Extracted data entries:
-*-*-

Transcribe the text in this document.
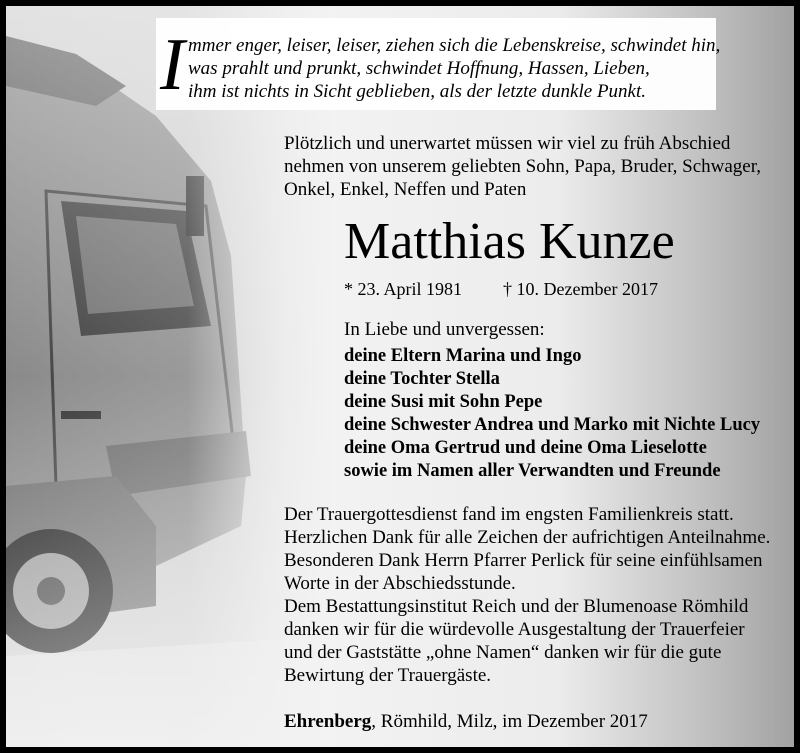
I mmer enger, leiser, leiser, ziehen sich die Lebenskreise, schwindet hin,
was prahlt und prunkt, schwindet Hoffnung, Hassen, Lieben,
ihm ist nichts in Sicht geblieben, als der letzte dunkle Punkt.
Plötzlich und unerwartet müssen wir viel zu früh Abschied
nehmen von unserem geliebten Sohn, Papa, Bruder, Schwager,
Onkel, Enkel, Neffen und Paten
Matthias Kunze
* 23. April 1981 † 10. Dezember 2017
In Liebe und unvergessen:
deine Eltern Marina und Ingo
deine Tochter Stella
deine Susi mit Sohn Pepe
deine Schwester Andrea und Marko mit Nichte Lucy
deine Oma Gertrud und deine Oma Lieselotte
sowie im Namen aller Verwandten und Freunde
Der Trauergottesdienst fand im engsten Familienkreis statt.
Herzlichen Dank für alle Zeichen der aufrichtigen Anteilnahme.
Besonderen Dank Herrn Pfarrer Perlick für seine einfühlsamen
Worte in der Abschiedsstunde.
Dem Bestattungsinstitut Reich und der Blumenoase Römhild
danken wir für die würdevolle Ausgestaltung der Trauerfeier
und der Gaststätte „ohne Namen“ danken wir für die gute
Bewirtung der Trauergäste.
Ehrenberg, Römhild, Milz, im Dezember 2017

-*-*-

* _Challenge_
Pictures are to be left out; repeat all the remaining data exactly.

* _The answer_
Transcribe the text in this document.
I mmer enger, leiser, leiser, ziehen sich die Lebenskreise, schwindet hin,
was prahlt und prunkt, schwindet Hoffnung, Hassen, Lieben,
ihm ist nichts in Sicht geblieben, als der letzte dunkle Punkt.
Plötzlich und unerwartet müssen wir viel zu früh Abschied
nehmen von unserem geliebten Sohn, Papa, Bruder, Schwager,
Onkel, Enkel, Neffen und Paten
Matthias Kunze
* 23. April 1981 † 10. Dezember 2017
In Liebe und unvergessen:
deine Eltern Marina und Ingo
deine Tochter Stella
deine Susi mit Sohn Pepe
deine Schwester Andrea und Marko mit Nichte Lucy
deine Oma Gertrud und deine Oma Lieselotte
sowie im Namen aller Verwandten und Freunde
Der Trauergottesdienst fand im engsten Familienkreis statt.
Herzlichen Dank für alle Zeichen der aufrichtigen Anteilnahme.
Besonderen Dank Herrn Pfarrer Perlick für seine einfühlsamen
Worte in der Abschiedsstunde.
Dem Bestattungsinstitut Reich und der Blumenoase Römhild
danken wir für die würdevolle Ausgestaltung der Trauerfeier
und der Gaststätte „ohne Namen“ danken wir für die gute
Bewirtung der Trauergäste.
Ehrenberg, Römhild, Milz, im Dezember 2017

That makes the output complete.